• GOAL
An exact copy of all the data is required, with pictures left out.

• INFORMATION GIVEN
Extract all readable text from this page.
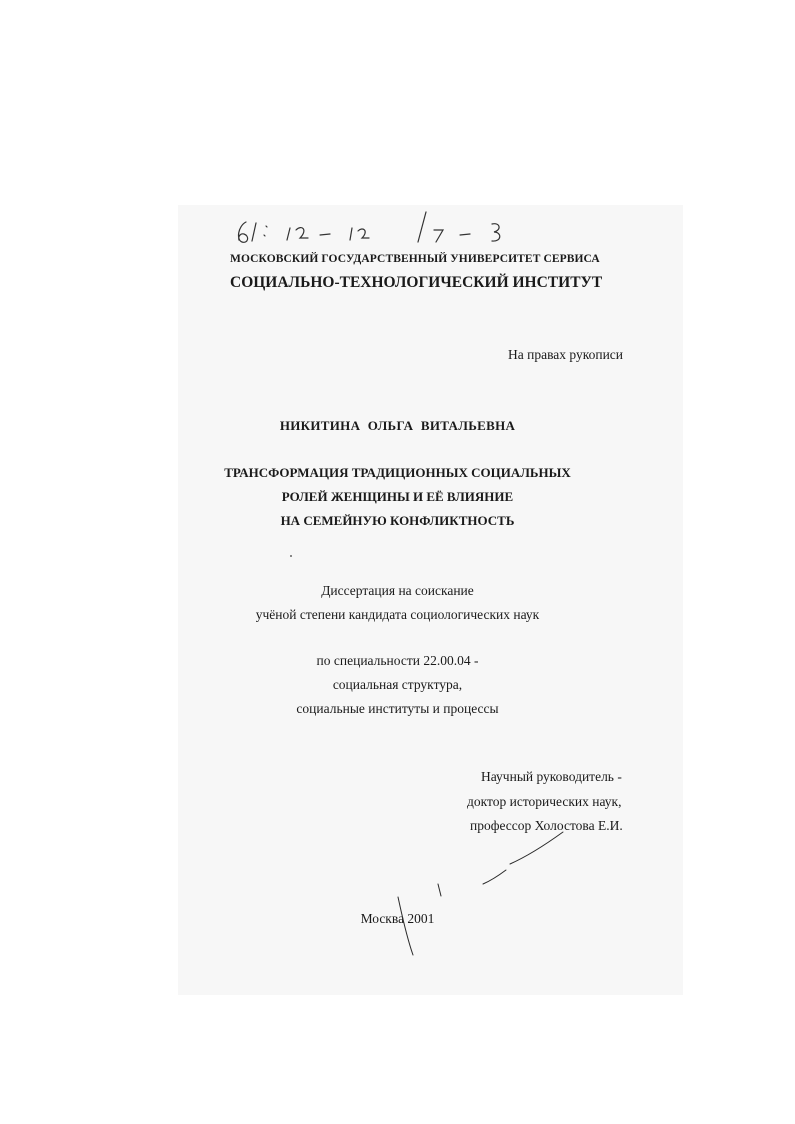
61: 12-1 2/7-3
МОСКОВСКИЙ ГОСУДАРСТВЕННЫЙ УНИВЕРСИТЕТ СЕРВИСА
СОЦИАЛЬНО-ТЕХНОЛОГИЧЕСКИЙ ИНСТИТУТ
На правах рукописи
НИКИТИНА ОЛЬГА ВИТАЛЬЕВНА
ТРАНСФОРМАЦИЯ ТРАДИЦИОННЫХ СОЦИАЛЬНЫХ
РОЛЕЙ ЖЕНЩИНЫ И ЕЁ ВЛИЯНИЕ
НА СЕМЕЙНУЮ КОНФЛИКТНОСТЬ
Диссертация на соискание
учёной степени кандидата социологических наук
по специальности 22.00.04 -
социальная структура,
социальные институты и процессы
Научный руководитель -
доктор исторических наук,
профессор Холостова Е.И.
Москва 2001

• ANSWER IN FULL
Extract all readable text from this page.
61: 12-1 2/7-3
МОСКОВСКИЙ ГОСУДАРСТВЕННЫЙ УНИВЕРСИТЕТ СЕРВИСА
СОЦИАЛЬНО-ТЕХНОЛОГИЧЕСКИЙ ИНСТИТУТ
На правах рукописи
НИКИТИНА ОЛЬГА ВИТАЛЬЕВНА
ТРАНСФОРМАЦИЯ ТРАДИЦИОННЫХ СОЦИАЛЬНЫХ
РОЛЕЙ ЖЕНЩИНЫ И ЕЁ ВЛИЯНИЕ
НА СЕМЕЙНУЮ КОНФЛИКТНОСТЬ
Диссертация на соискание
учёной степени кандидата социологических наук
по специальности 22.00.04 -
социальная структура,
социальные институты и процессы
Научный руководитель -
доктор исторических наук,
профессор Холостова Е.И.
Москва 2001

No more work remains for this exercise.